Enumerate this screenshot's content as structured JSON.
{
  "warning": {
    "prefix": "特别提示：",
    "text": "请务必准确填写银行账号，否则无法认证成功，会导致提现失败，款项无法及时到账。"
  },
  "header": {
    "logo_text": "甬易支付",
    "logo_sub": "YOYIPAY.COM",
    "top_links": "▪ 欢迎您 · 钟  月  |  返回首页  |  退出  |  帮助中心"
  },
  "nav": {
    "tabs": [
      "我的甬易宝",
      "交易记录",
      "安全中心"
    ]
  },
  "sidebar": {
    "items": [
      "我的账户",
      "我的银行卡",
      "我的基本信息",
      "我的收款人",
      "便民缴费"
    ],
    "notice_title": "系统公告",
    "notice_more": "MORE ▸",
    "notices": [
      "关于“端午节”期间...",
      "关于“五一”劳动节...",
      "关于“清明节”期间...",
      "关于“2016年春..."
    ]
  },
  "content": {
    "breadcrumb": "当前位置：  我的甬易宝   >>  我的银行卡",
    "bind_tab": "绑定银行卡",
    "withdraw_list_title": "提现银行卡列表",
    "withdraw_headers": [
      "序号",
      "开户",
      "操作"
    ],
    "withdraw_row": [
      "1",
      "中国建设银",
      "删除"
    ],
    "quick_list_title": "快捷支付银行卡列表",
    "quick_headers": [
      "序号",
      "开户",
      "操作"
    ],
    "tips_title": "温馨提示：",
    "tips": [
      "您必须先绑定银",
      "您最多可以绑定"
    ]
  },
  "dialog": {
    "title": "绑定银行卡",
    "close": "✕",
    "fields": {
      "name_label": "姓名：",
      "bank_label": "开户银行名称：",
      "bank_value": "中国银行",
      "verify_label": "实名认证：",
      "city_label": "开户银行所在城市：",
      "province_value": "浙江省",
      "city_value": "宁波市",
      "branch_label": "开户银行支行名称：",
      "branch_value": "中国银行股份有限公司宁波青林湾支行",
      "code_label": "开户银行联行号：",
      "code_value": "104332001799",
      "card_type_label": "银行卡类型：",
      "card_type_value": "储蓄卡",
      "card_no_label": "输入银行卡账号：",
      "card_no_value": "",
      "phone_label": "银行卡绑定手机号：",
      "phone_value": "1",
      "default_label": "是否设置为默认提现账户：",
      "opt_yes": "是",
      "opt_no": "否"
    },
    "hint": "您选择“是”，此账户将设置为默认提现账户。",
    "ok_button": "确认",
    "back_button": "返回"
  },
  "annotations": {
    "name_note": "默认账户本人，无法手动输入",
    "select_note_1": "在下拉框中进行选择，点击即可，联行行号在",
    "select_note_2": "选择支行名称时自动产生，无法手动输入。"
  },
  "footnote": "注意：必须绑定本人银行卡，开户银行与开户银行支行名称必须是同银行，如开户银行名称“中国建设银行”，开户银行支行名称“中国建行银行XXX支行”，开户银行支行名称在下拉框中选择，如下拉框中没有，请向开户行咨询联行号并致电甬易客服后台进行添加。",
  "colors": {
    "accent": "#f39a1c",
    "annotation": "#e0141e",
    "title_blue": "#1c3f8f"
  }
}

☆ ☆ ☆

### [Instructions for the task]
Report only how many lines in the entries contain "无法手动输入".

### [Task output]
2